**WHAT TO DO**
Show every line that has the string "Осуществление" in it.

**DATA**
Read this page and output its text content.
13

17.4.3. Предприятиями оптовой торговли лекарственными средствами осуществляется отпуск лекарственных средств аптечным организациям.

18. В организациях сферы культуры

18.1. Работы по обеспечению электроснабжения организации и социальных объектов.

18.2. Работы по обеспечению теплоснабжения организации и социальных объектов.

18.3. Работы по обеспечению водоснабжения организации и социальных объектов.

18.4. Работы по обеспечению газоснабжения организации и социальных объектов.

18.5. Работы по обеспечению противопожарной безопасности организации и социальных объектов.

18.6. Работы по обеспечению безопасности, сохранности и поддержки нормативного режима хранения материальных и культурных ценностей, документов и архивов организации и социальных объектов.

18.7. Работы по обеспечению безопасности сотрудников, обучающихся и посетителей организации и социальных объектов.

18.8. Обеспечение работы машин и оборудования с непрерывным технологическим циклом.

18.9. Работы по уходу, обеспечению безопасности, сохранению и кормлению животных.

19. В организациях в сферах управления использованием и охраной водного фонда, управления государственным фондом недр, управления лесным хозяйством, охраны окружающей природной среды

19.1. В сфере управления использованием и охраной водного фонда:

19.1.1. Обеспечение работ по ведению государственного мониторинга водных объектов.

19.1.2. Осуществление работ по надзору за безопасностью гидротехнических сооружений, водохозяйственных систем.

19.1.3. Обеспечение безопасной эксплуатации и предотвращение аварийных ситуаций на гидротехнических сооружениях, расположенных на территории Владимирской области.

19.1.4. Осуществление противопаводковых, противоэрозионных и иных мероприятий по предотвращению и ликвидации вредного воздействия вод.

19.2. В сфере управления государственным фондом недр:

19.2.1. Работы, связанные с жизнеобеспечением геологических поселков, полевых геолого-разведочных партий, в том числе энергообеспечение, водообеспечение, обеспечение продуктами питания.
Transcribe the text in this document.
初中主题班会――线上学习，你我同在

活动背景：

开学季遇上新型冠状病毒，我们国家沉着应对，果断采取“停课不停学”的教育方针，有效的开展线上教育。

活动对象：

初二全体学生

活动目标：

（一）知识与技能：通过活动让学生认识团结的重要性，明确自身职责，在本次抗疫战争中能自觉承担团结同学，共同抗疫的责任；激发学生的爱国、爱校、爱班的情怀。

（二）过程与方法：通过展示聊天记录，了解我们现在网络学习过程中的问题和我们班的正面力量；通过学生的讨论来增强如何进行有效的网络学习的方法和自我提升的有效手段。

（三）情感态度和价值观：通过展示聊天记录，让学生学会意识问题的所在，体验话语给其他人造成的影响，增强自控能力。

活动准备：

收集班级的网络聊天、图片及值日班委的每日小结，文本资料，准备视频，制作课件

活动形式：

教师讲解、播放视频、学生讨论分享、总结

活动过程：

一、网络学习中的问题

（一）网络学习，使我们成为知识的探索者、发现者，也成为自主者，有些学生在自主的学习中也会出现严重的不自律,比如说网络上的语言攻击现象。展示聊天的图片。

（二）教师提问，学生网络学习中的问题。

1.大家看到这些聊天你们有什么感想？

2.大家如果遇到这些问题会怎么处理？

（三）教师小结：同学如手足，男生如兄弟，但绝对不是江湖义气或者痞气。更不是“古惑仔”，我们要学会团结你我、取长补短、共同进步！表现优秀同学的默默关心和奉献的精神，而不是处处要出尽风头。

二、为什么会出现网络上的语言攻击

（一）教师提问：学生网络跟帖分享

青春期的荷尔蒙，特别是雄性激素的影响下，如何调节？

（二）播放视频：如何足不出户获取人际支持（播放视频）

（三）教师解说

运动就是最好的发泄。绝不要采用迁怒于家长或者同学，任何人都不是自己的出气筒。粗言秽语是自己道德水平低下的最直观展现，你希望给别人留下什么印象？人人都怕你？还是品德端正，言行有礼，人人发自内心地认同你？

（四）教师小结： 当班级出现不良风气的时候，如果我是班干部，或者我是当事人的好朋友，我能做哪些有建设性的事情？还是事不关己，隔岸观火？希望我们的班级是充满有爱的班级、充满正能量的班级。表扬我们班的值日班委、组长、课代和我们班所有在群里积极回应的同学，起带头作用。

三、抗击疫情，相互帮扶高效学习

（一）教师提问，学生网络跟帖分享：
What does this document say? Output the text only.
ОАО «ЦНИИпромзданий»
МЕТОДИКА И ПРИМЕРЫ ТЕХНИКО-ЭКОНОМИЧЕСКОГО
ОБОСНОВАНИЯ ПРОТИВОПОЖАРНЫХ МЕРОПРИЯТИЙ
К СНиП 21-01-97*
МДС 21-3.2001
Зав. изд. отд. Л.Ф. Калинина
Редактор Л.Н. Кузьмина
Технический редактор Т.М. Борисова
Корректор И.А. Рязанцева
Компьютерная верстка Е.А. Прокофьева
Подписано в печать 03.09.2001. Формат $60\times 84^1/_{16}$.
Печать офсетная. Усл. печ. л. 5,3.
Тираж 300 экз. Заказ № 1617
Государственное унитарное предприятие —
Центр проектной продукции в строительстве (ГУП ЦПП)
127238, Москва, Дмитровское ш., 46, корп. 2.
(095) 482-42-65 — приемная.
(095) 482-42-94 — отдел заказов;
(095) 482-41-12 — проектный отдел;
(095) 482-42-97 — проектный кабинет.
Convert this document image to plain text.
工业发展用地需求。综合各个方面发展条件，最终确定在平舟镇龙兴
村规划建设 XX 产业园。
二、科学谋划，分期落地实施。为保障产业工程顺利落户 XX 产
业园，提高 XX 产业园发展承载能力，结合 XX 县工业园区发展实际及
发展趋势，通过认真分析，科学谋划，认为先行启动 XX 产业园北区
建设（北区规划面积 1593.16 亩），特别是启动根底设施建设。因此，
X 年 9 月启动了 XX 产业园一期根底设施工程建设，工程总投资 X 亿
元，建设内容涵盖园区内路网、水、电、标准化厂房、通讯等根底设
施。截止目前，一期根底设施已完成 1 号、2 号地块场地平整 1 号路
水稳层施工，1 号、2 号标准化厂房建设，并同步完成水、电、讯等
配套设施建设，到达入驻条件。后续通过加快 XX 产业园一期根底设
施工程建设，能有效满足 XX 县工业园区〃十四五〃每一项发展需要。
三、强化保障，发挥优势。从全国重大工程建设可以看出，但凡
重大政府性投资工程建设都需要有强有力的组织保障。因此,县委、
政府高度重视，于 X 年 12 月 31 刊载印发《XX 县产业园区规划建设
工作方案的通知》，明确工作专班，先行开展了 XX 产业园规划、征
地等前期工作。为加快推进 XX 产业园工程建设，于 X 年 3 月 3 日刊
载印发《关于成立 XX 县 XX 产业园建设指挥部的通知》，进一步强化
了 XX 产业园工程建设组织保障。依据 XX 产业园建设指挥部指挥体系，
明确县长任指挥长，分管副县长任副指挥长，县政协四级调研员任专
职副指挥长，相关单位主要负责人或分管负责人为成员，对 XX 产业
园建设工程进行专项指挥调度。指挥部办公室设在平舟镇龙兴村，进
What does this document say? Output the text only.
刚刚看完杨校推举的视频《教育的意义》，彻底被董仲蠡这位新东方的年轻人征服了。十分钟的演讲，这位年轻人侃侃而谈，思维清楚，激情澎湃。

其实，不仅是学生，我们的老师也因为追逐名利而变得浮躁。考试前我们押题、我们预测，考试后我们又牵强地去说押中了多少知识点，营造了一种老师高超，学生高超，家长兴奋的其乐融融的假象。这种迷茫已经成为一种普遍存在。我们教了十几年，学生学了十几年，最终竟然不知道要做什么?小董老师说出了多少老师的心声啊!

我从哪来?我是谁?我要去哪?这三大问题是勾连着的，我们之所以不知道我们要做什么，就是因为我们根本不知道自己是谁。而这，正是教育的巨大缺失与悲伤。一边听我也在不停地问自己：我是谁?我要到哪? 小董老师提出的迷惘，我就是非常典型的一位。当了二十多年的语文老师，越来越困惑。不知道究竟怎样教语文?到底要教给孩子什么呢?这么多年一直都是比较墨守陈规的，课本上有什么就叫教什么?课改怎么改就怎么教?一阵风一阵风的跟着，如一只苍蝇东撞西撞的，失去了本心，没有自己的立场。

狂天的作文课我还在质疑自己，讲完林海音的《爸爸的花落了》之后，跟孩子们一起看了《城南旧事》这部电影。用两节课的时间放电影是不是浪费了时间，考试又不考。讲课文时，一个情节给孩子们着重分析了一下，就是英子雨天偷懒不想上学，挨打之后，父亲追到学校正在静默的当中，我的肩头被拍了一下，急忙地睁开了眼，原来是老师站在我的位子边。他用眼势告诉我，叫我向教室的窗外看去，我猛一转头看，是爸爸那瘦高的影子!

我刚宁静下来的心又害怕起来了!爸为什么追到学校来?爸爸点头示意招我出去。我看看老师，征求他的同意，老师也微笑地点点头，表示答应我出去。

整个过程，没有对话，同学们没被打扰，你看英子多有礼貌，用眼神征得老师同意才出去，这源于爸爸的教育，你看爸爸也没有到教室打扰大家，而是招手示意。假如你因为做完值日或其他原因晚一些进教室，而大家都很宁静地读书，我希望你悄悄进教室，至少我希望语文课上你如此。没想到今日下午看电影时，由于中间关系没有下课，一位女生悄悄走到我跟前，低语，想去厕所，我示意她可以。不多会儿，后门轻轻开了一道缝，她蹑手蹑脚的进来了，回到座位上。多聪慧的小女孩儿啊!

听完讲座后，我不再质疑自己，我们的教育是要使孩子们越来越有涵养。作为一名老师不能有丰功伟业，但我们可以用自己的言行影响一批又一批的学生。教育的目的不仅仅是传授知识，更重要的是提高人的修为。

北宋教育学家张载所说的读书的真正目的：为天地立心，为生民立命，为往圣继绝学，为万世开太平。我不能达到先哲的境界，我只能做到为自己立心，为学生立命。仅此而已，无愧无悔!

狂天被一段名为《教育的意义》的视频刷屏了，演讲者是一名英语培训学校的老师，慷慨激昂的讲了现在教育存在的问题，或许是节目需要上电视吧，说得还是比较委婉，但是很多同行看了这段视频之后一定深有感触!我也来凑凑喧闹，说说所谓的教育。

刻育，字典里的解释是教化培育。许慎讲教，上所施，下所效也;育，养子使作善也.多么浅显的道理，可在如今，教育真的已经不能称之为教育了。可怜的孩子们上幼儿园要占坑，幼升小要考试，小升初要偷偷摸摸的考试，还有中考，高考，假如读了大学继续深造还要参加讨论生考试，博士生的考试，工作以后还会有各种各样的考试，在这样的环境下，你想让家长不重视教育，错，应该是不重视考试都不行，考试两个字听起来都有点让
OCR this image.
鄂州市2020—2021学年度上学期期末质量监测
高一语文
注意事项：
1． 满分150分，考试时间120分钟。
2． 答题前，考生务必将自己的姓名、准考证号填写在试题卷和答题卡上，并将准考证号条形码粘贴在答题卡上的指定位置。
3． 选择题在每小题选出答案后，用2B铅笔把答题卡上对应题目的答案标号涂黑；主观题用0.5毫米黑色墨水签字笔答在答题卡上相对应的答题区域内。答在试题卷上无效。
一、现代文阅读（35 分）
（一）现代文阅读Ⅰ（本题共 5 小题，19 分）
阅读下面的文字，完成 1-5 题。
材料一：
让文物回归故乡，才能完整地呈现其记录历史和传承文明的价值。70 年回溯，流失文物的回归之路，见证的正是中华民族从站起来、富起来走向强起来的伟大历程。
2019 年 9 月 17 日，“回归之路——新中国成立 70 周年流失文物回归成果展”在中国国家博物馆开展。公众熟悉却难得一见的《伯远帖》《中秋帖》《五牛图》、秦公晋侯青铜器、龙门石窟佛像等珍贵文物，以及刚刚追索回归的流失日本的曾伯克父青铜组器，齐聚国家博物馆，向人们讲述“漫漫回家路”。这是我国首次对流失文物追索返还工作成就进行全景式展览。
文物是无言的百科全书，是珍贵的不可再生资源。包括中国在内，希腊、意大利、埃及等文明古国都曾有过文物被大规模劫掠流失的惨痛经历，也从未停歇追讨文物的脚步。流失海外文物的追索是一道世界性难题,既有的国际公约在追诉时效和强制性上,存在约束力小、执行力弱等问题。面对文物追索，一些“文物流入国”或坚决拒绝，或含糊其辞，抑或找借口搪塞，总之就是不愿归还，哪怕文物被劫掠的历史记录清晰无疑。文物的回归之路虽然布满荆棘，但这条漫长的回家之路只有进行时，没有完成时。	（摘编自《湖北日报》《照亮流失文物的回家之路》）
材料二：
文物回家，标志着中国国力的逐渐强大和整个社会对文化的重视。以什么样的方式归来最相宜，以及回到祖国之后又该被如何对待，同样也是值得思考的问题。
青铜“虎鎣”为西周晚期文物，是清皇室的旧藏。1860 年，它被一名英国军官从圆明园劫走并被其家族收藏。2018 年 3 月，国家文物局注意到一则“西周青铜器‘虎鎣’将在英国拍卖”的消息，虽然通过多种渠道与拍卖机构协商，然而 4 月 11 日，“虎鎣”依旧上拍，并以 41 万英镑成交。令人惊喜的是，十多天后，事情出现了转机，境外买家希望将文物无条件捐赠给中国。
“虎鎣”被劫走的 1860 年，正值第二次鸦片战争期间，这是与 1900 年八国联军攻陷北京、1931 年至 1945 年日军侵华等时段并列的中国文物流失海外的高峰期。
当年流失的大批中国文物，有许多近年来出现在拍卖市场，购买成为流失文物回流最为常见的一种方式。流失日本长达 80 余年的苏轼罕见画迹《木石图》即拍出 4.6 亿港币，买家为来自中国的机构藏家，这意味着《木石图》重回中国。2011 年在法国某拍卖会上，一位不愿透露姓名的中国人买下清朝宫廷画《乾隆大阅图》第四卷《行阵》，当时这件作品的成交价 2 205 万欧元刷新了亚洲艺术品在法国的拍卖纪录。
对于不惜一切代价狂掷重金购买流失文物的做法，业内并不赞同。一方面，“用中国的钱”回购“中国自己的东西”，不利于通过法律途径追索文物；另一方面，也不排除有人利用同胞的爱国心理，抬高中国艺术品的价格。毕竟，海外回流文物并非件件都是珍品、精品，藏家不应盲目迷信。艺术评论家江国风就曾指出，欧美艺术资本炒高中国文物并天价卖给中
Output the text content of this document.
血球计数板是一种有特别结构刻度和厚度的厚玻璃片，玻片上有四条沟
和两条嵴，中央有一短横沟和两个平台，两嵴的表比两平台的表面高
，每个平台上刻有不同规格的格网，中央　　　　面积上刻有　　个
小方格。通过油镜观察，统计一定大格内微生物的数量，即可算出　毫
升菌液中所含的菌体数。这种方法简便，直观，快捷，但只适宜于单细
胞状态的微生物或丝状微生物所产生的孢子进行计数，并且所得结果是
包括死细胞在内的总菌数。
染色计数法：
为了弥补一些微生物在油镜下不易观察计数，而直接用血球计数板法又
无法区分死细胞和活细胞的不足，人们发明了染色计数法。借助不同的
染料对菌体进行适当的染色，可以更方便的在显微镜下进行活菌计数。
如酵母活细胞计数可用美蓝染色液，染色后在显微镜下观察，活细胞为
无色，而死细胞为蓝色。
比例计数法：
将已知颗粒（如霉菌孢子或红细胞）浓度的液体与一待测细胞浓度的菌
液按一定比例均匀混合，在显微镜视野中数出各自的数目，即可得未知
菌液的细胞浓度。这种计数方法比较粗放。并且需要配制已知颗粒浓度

**EXERCISE ANSWER**
19.1.2. Осуществление работ по надзору за безопасностью гидротехнических сооружений, водохозяйственных систем.
19.1.4. Осуществление противопаводковых, противоэрозионных и иных мероприятий по предотвращению и ликвидации вредного воздействия вод.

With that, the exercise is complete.